(Records from a data source)

____

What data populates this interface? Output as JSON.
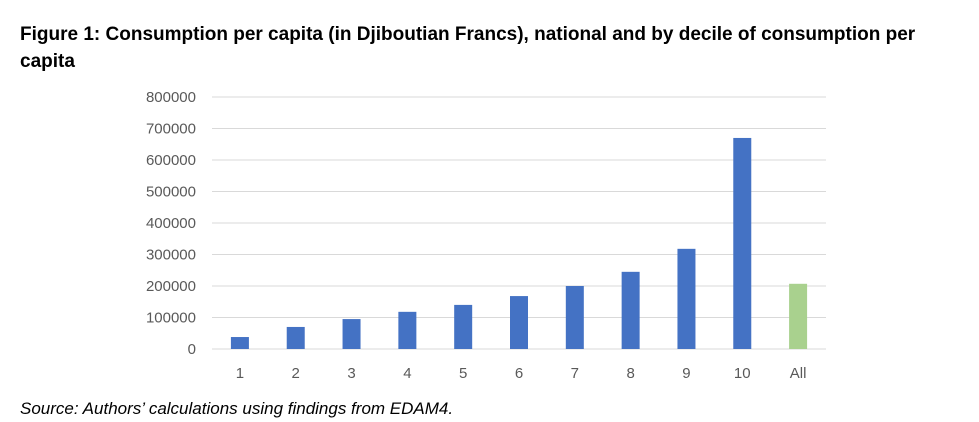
{
  "figure": {
    "title": "Figure 1: Consumption per capita (in Djiboutian Francs), national and by decile of consumption per capita",
    "source": "Source: Authors’ calculations using findings from EDAM4."
  },
  "chart_data": {
    "type": "bar",
    "title": "Figure 1: Consumption per capita (in Djiboutian Francs), national and by decile of consumption per capita",
    "xlabel": "",
    "ylabel": "",
    "categories": [
      "1",
      "2",
      "3",
      "4",
      "5",
      "6",
      "7",
      "8",
      "9",
      "10",
      "All"
    ],
    "values": [
      38000,
      70000,
      95000,
      118000,
      140000,
      168000,
      200000,
      245000,
      318000,
      670000,
      207000
    ],
    "ylim": [
      0,
      800000
    ],
    "yticks": [
      "0",
      "100000",
      "200000",
      "300000",
      "400000",
      "500000",
      "600000",
      "700000",
      "800000"
    ],
    "grid": true,
    "legend": "none",
    "colors": {
      "decile": "#4472c4",
      "national": "#a9d18e",
      "gridline": "#d9d9d9",
      "tick_text": "#595959"
    },
    "highlight_category": "All"
  }
}
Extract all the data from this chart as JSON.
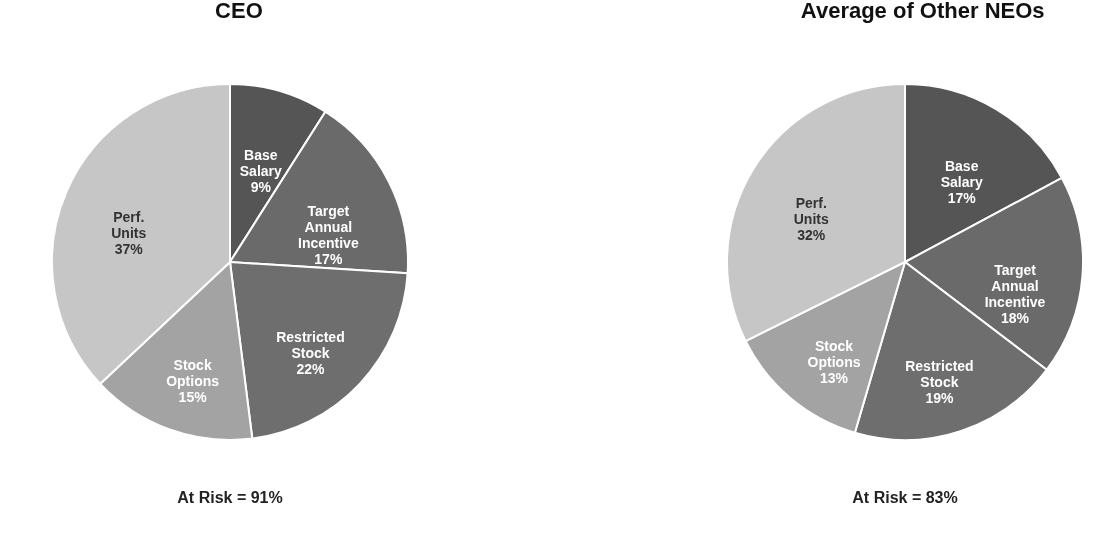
{
  "chart_data": [
    {
      "type": "pie",
      "title": "CEO",
      "categories": [
        "Base Salary",
        "Target Annual Incentive",
        "Restricted Stock",
        "Stock Options",
        "Perf. Units"
      ],
      "values": [
        9,
        17,
        22,
        15,
        37
      ],
      "value_labels": [
        "9%",
        "17%",
        "22%",
        "15%",
        "37%"
      ],
      "colors": [
        "#555555",
        "#6a6a6a",
        "#6e6e6e",
        "#a3a3a3",
        "#c6c6c6"
      ],
      "annotations": [
        "At Risk = 91%"
      ]
    },
    {
      "type": "pie",
      "title": "Average of Other NEOs",
      "categories": [
        "Base Salary",
        "Target Annual Incentive",
        "Restricted Stock",
        "Stock Options",
        "Perf. Units"
      ],
      "values": [
        17,
        18,
        19,
        13,
        32
      ],
      "value_labels": [
        "17%",
        "18%",
        "19%",
        "13%",
        "32%"
      ],
      "colors": [
        "#555555",
        "#6a6a6a",
        "#6e6e6e",
        "#a3a3a3",
        "#c6c6c6"
      ],
      "annotations": [
        "At Risk = 83%"
      ]
    }
  ]
}
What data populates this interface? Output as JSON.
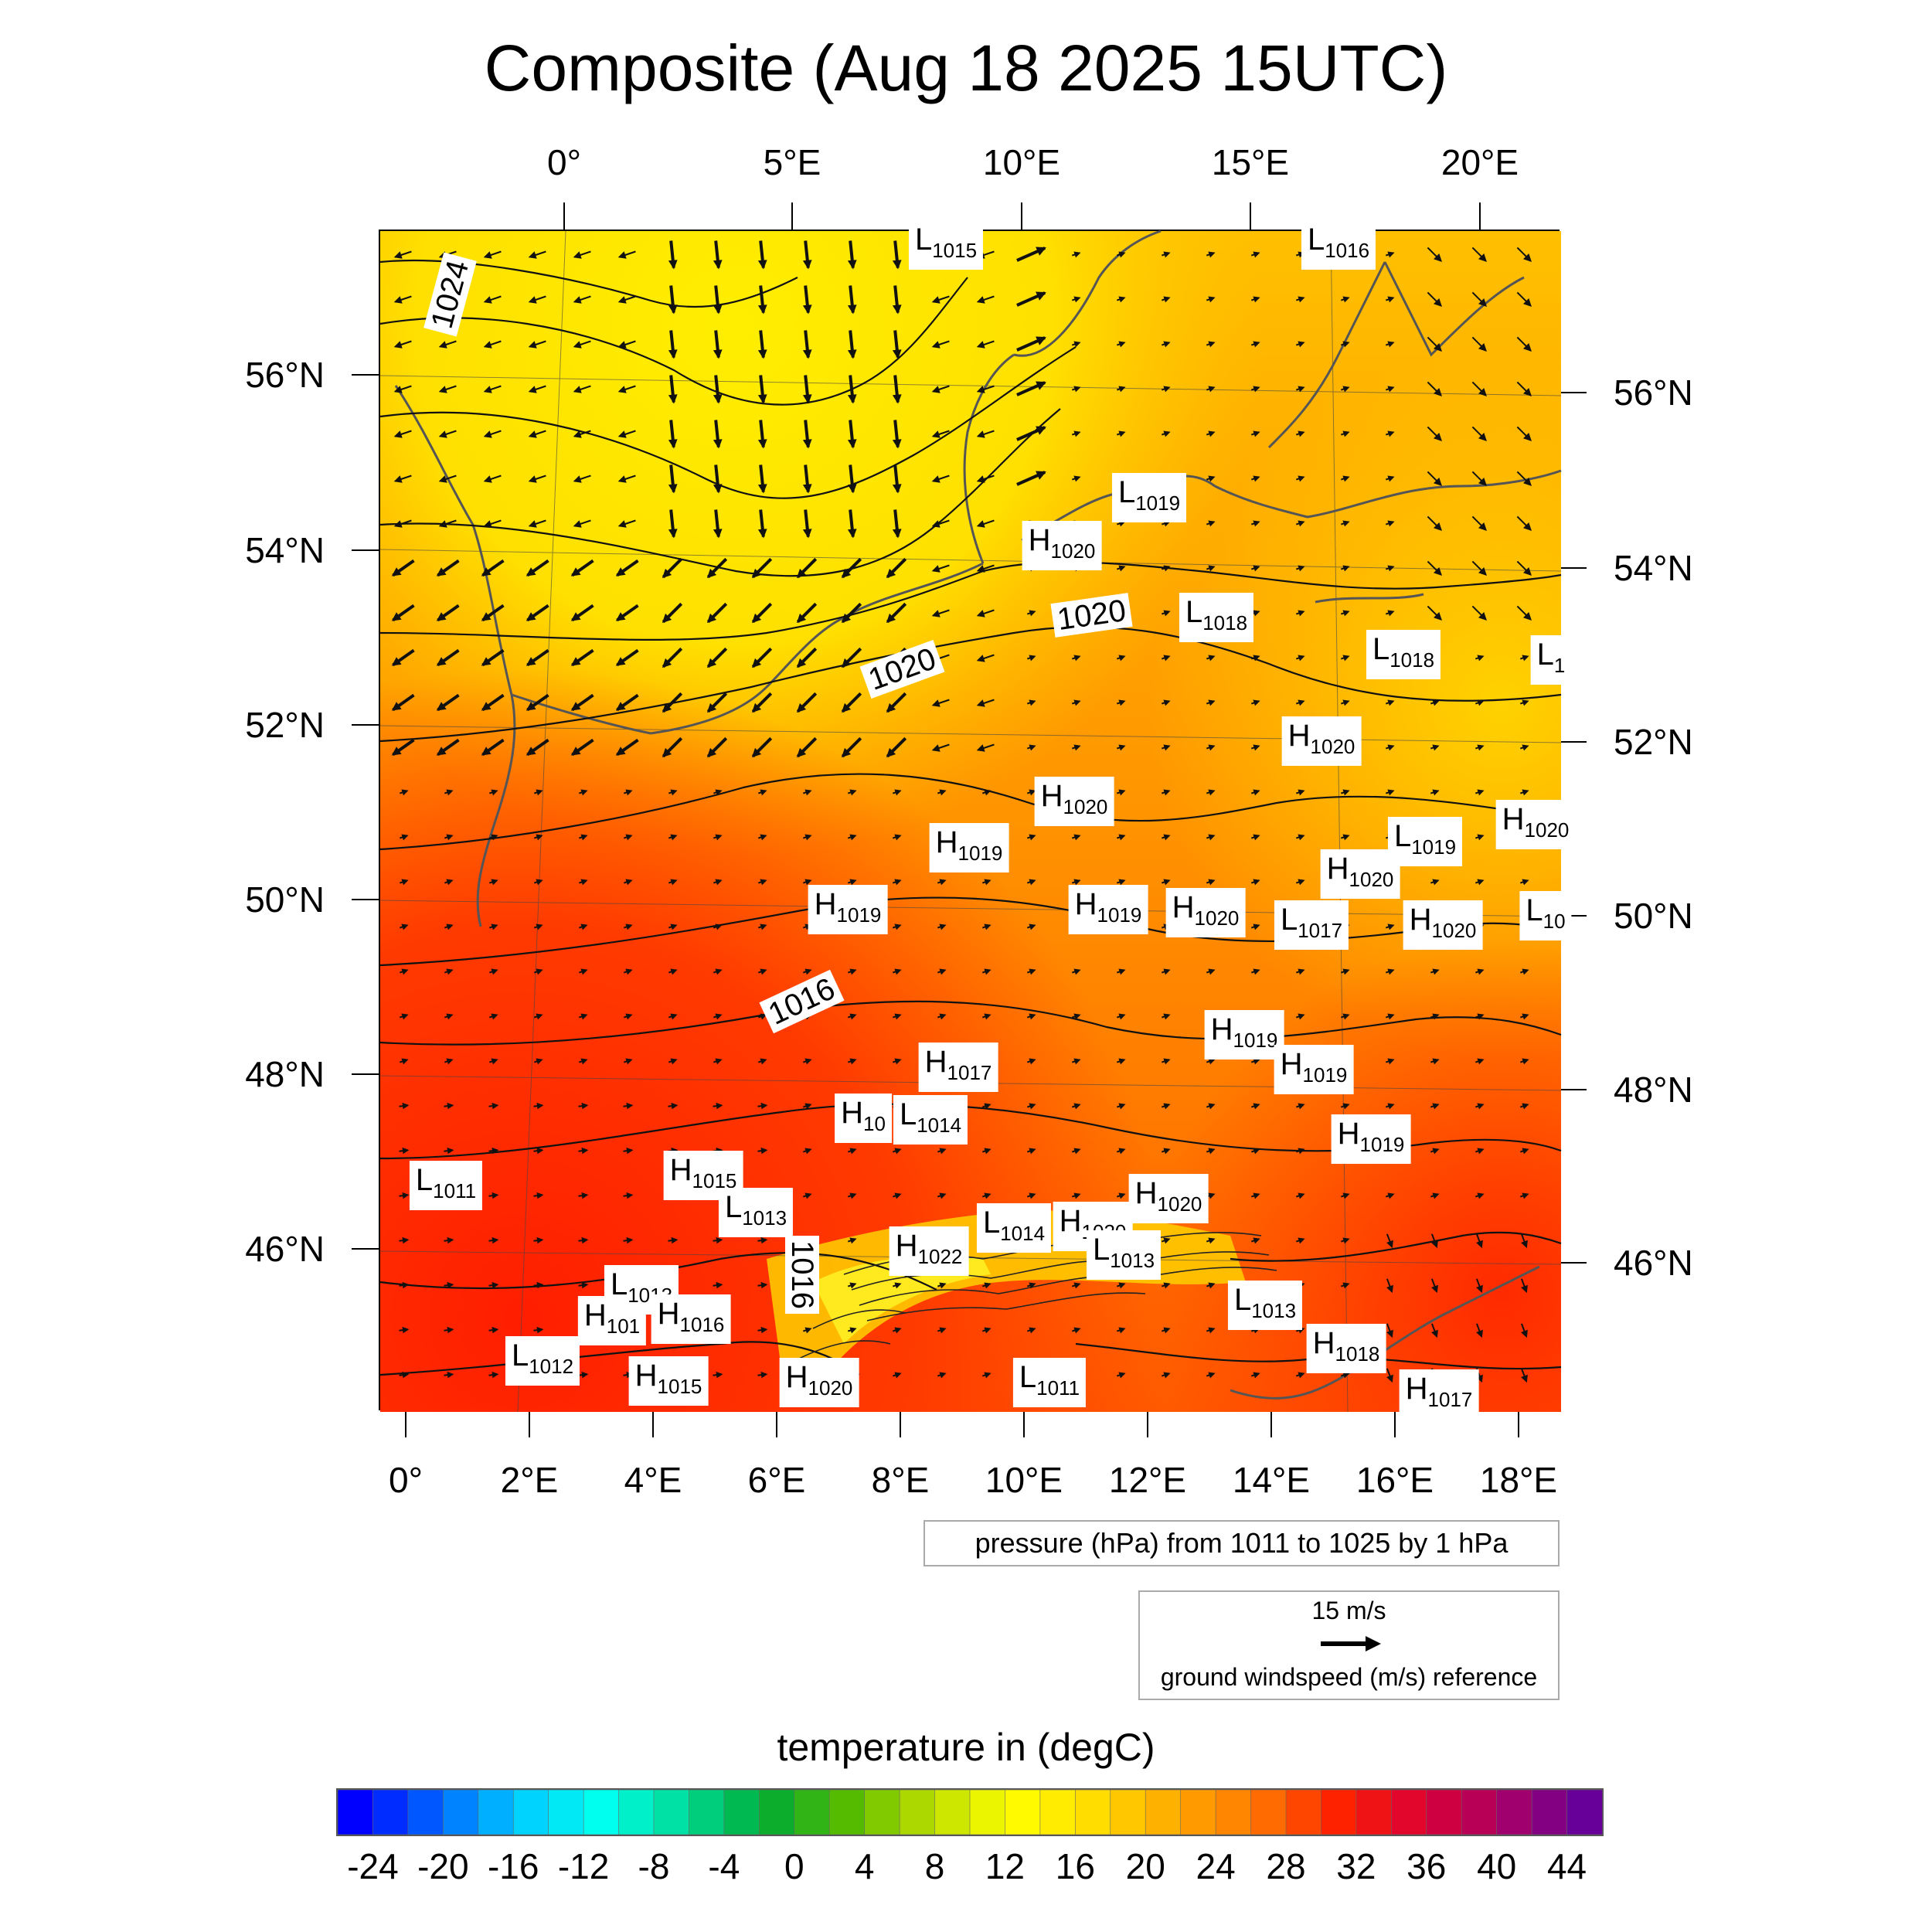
{
  "title": "Composite (Aug 18 2025 15UTC)",
  "axes": {
    "top_lon_labels": [
      "0°",
      "5°E",
      "10°E",
      "15°E",
      "20°E"
    ],
    "bottom_lon_labels": [
      "0°",
      "2°E",
      "4°E",
      "6°E",
      "8°E",
      "10°E",
      "12°E",
      "14°E",
      "16°E",
      "18°E"
    ],
    "left_lat_labels": [
      "56°N",
      "54°N",
      "52°N",
      "50°N",
      "48°N",
      "46°N"
    ],
    "right_lat_labels": [
      "56°N",
      "54°N",
      "52°N",
      "50°N",
      "48°N",
      "46°N"
    ]
  },
  "isobar_labels": [
    "1024",
    "1020",
    "1020",
    "1016",
    "1016"
  ],
  "pressure_centers": [
    {
      "type": "L",
      "value": "1015"
    },
    {
      "type": "L",
      "value": "1016"
    },
    {
      "type": "L",
      "value": "1019"
    },
    {
      "type": "H",
      "value": "1020"
    },
    {
      "type": "L",
      "value": "1018"
    },
    {
      "type": "L",
      "value": "1018"
    },
    {
      "type": "L",
      "value": "1"
    },
    {
      "type": "H",
      "value": "1020"
    },
    {
      "type": "H",
      "value": "1020"
    },
    {
      "type": "H",
      "value": "1020"
    },
    {
      "type": "L",
      "value": "1019"
    },
    {
      "type": "H",
      "value": "1019"
    },
    {
      "type": "H",
      "value": "1020"
    },
    {
      "type": "H",
      "value": "1019"
    },
    {
      "type": "H",
      "value": "1019"
    },
    {
      "type": "H",
      "value": "1020"
    },
    {
      "type": "L",
      "value": "1017"
    },
    {
      "type": "H",
      "value": "1020"
    },
    {
      "type": "L",
      "value": "10"
    },
    {
      "type": "H",
      "value": "1019"
    },
    {
      "type": "H",
      "value": "1019"
    },
    {
      "type": "H",
      "value": "1017"
    },
    {
      "type": "H",
      "value": "10"
    },
    {
      "type": "L",
      "value": "1014"
    },
    {
      "type": "H",
      "value": "1019"
    },
    {
      "type": "L",
      "value": "1011"
    },
    {
      "type": "H",
      "value": "1015"
    },
    {
      "type": "L",
      "value": "1013"
    },
    {
      "type": "H",
      "value": "1020"
    },
    {
      "type": "L",
      "value": "1014"
    },
    {
      "type": "H",
      "value": "1020"
    },
    {
      "type": "H",
      "value": "1022"
    },
    {
      "type": "L",
      "value": "1013"
    },
    {
      "type": "L",
      "value": "1013"
    },
    {
      "type": "H",
      "value": "101"
    },
    {
      "type": "L",
      "value": "1013"
    },
    {
      "type": "H",
      "value": "1016"
    },
    {
      "type": "L",
      "value": "1012"
    },
    {
      "type": "H",
      "value": "1015"
    },
    {
      "type": "H",
      "value": "1020"
    },
    {
      "type": "L",
      "value": "1011"
    },
    {
      "type": "H",
      "value": "1018"
    },
    {
      "type": "H",
      "value": "1017"
    }
  ],
  "legend": {
    "pressure_text": "pressure (hPa) from 1011 to 1025 by 1 hPa",
    "wind_speed_label": "15 m/s",
    "wind_caption": "ground windspeed (m/s) reference"
  },
  "colorbar": {
    "title": "temperature in (degC)",
    "min": -26,
    "max": 46,
    "step": 2,
    "tick_labels": [
      "-24",
      "-20",
      "-16",
      "-12",
      "-8",
      "-4",
      "0",
      "4",
      "8",
      "12",
      "16",
      "20",
      "24",
      "28",
      "32",
      "36",
      "40",
      "44"
    ],
    "color_stops": [
      "#0000ff",
      "#0066ff",
      "#00ccff",
      "#00ffee",
      "#00dd99",
      "#00aa33",
      "#55bb00",
      "#bbdd00",
      "#ffff00",
      "#ffdd00",
      "#ffaa00",
      "#ff7700",
      "#ff2200",
      "#dd0033",
      "#aa0066",
      "#660099"
    ]
  },
  "map_colors": {
    "hot": "#ff2a00",
    "warm": "#ff7a00",
    "mild": "#ffb000",
    "cool": "#ffe100"
  }
}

____

Task instructions => Reproduce the data above in full, exactly as it is, with the pictures left out.

The completed task =>
What data populates this interface? Output as JSON.
{
  "figure": {
    "title": "Figure 1: Consumption per capita (in Djiboutian Francs), national and by decile of consumption per capita",
    "source": "Source: Authors’ calculations using findings from EDAM4."
  },
  "chart_data": {
    "type": "bar",
    "title": "Figure 1: Consumption per capita (in Djiboutian Francs), national and by decile of consumption per capita",
    "xlabel": "",
    "ylabel": "",
    "categories": [
      "1",
      "2",
      "3",
      "4",
      "5",
      "6",
      "7",
      "8",
      "9",
      "10",
      "All"
    ],
    "values": [
      38000,
      70000,
      95000,
      118000,
      140000,
      168000,
      200000,
      245000,
      318000,
      670000,
      207000
    ],
    "ylim": [
      0,
      800000
    ],
    "yticks": [
      "0",
      "100000",
      "200000",
      "300000",
      "400000",
      "500000",
      "600000",
      "700000",
      "800000"
    ],
    "grid": true,
    "legend": "none",
    "colors": {
      "decile": "#4472c4",
      "national": "#a9d18e",
      "gridline": "#d9d9d9",
      "tick_text": "#595959"
    },
    "highlight_category": "All"
  }
}
Extract all the data from this chart as JSON.
{
  "chart_data": [
    {
      "type": "pie",
      "title": "CEO",
      "categories": [
        "Base Salary",
        "Target Annual Incentive",
        "Restricted Stock",
        "Stock Options",
        "Perf. Units"
      ],
      "values": [
        9,
        17,
        22,
        15,
        37
      ],
      "value_labels": [
        "9%",
        "17%",
        "22%",
        "15%",
        "37%"
      ],
      "colors": [
        "#555555",
        "#6a6a6a",
        "#6e6e6e",
        "#a3a3a3",
        "#c6c6c6"
      ],
      "annotations": [
        "At Risk = 91%"
      ]
    },
    {
      "type": "pie",
      "title": "Average of Other NEOs",
      "categories": [
        "Base Salary",
        "Target Annual Incentive",
        "Restricted Stock",
        "Stock Options",
        "Perf. Units"
      ],
      "values": [
        17,
        18,
        19,
        13,
        32
      ],
      "value_labels": [
        "17%",
        "18%",
        "19%",
        "13%",
        "32%"
      ],
      "colors": [
        "#555555",
        "#6a6a6a",
        "#6e6e6e",
        "#a3a3a3",
        "#c6c6c6"
      ],
      "annotations": [
        "At Risk = 83%"
      ]
    }
  ]
}
What data populates this interface? Output as JSON.
{
  "title": "Composite (Aug 18 2025 15UTC)",
  "axes": {
    "top_lon_labels": [
      "0°",
      "5°E",
      "10°E",
      "15°E",
      "20°E"
    ],
    "bottom_lon_labels": [
      "0°",
      "2°E",
      "4°E",
      "6°E",
      "8°E",
      "10°E",
      "12°E",
      "14°E",
      "16°E",
      "18°E"
    ],
    "left_lat_labels": [
      "56°N",
      "54°N",
      "52°N",
      "50°N",
      "48°N",
      "46°N"
    ],
    "right_lat_labels": [
      "56°N",
      "54°N",
      "52°N",
      "50°N",
      "48°N",
      "46°N"
    ]
  },
  "isobar_labels": [
    "1024",
    "1020",
    "1020",
    "1016",
    "1016"
  ],
  "pressure_centers": [
    {
      "type": "L",
      "value": "1015"
    },
    {
      "type": "L",
      "value": "1016"
    },
    {
      "type": "L",
      "value": "1019"
    },
    {
      "type": "H",
      "value": "1020"
    },
    {
      "type": "L",
      "value": "1018"
    },
    {
      "type": "L",
      "value": "1018"
    },
    {
      "type": "L",
      "value": "1"
    },
    {
      "type": "H",
      "value": "1020"
    },
    {
      "type": "H",
      "value": "1020"
    },
    {
      "type": "H",
      "value": "1020"
    },
    {
      "type": "L",
      "value": "1019"
    },
    {
      "type": "H",
      "value": "1019"
    },
    {
      "type": "H",
      "value": "1020"
    },
    {
      "type": "H",
      "value": "1019"
    },
    {
      "type": "H",
      "value": "1019"
    },
    {
      "type": "H",
      "value": "1020"
    },
    {
      "type": "L",
      "value": "1017"
    },
    {
      "type": "H",
      "value": "1020"
    },
    {
      "type": "L",
      "value": "10"
    },
    {
      "type": "H",
      "value": "1019"
    },
    {
      "type": "H",
      "value": "1019"
    },
    {
      "type": "H",
      "value": "1017"
    },
    {
      "type": "H",
      "value": "10"
    },
    {
      "type": "L",
      "value": "1014"
    },
    {
      "type": "H",
      "value": "1019"
    },
    {
      "type": "L",
      "value": "1011"
    },
    {
      "type": "H",
      "value": "1015"
    },
    {
      "type": "L",
      "value": "1013"
    },
    {
      "type": "H",
      "value": "1020"
    },
    {
      "type": "L",
      "value": "1014"
    },
    {
      "type": "H",
      "value": "1020"
    },
    {
      "type": "H",
      "value": "1022"
    },
    {
      "type": "L",
      "value": "1013"
    },
    {
      "type": "L",
      "value": "1013"
    },
    {
      "type": "H",
      "value": "101"
    },
    {
      "type": "L",
      "value": "1013"
    },
    {
      "type": "H",
      "value": "1016"
    },
    {
      "type": "L",
      "value": "1012"
    },
    {
      "type": "H",
      "value": "1015"
    },
    {
      "type": "H",
      "value": "1020"
    },
    {
      "type": "L",
      "value": "1011"
    },
    {
      "type": "H",
      "value": "1018"
    },
    {
      "type": "H",
      "value": "1017"
    }
  ],
  "legend": {
    "pressure_text": "pressure (hPa) from 1011 to 1025 by 1 hPa",
    "wind_speed_label": "15 m/s",
    "wind_caption": "ground windspeed (m/s) reference"
  },
  "colorbar": {
    "title": "temperature in (degC)",
    "min": -26,
    "max": 46,
    "step": 2,
    "tick_labels": [
      "-24",
      "-20",
      "-16",
      "-12",
      "-8",
      "-4",
      "0",
      "4",
      "8",
      "12",
      "16",
      "20",
      "24",
      "28",
      "32",
      "36",
      "40",
      "44"
    ],
    "color_stops": [
      "#0000ff",
      "#0066ff",
      "#00ccff",
      "#00ffee",
      "#00dd99",
      "#00aa33",
      "#55bb00",
      "#bbdd00",
      "#ffff00",
      "#ffdd00",
      "#ffaa00",
      "#ff7700",
      "#ff2200",
      "#dd0033",
      "#aa0066",
      "#660099"
    ]
  },
  "map_colors": {
    "hot": "#ff2a00",
    "warm": "#ff7a00",
    "mild": "#ffb000",
    "cool": "#ffe100"
  }
}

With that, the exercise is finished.